Stored data:
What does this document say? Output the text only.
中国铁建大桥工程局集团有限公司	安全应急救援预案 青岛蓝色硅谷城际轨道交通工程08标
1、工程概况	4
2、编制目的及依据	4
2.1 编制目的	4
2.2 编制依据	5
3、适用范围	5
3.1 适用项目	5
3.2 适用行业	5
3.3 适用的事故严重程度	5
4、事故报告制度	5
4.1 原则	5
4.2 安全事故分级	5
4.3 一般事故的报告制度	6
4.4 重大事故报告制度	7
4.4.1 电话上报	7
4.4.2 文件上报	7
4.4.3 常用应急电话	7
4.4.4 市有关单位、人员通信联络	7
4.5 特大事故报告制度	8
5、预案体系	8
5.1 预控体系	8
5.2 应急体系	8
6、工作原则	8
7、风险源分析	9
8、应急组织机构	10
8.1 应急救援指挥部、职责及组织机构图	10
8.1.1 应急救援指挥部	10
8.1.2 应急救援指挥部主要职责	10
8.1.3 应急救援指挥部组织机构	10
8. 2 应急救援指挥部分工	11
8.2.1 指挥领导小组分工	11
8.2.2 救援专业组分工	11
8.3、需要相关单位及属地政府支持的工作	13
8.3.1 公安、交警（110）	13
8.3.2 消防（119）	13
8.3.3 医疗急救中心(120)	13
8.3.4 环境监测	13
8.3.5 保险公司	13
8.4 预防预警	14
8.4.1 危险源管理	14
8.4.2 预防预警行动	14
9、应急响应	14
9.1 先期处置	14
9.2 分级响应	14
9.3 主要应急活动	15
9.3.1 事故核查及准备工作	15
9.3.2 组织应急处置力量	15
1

- [Task requirements]:
Output each record precisely as given.

- [Exercise response]:
What does this document say? Output the text only.
中国铁建大桥工程局集团有限公司	安全应急救援预案 青岛蓝色硅谷城际轨道交通工程08标
1、工程概况	4
2、编制目的及依据	4
2.1 编制目的	4
2.2 编制依据	5
3、适用范围	5
3.1 适用项目	5
3.2 适用行业	5
3.3 适用的事故严重程度	5
4、事故报告制度	5
4.1 原则	5
4.2 安全事故分级	5
4.3 一般事故的报告制度	6
4.4 重大事故报告制度	7
4.4.1 电话上报	7
4.4.2 文件上报	7
4.4.3 常用应急电话	7
4.4.4 市有关单位、人员通信联络	7
4.5 特大事故报告制度	8
5、预案体系	8
5.1 预控体系	8
5.2 应急体系	8
6、工作原则	8
7、风险源分析	9
8、应急组织机构	10
8.1 应急救援指挥部、职责及组织机构图	10
8.1.1 应急救援指挥部	10
8.1.2 应急救援指挥部主要职责	10
8.1.3 应急救援指挥部组织机构	10
8. 2 应急救援指挥部分工	11
8.2.1 指挥领导小组分工	11
8.2.2 救援专业组分工	11
8.3、需要相关单位及属地政府支持的工作	13
8.3.1 公安、交警（110）	13
8.3.2 消防（119）	13
8.3.3 医疗急救中心(120)	13
8.3.4 环境监测	13
8.3.5 保险公司	13
8.4 预防预警	14
8.4.1 危险源管理	14
8.4.2 预防预警行动	14
9、应急响应	14
9.1 先期处置	14
9.2 分级响应	14
9.3 主要应急活动	15
9.3.1 事故核查及准备工作	15
9.3.2 组织应急处置力量	15
1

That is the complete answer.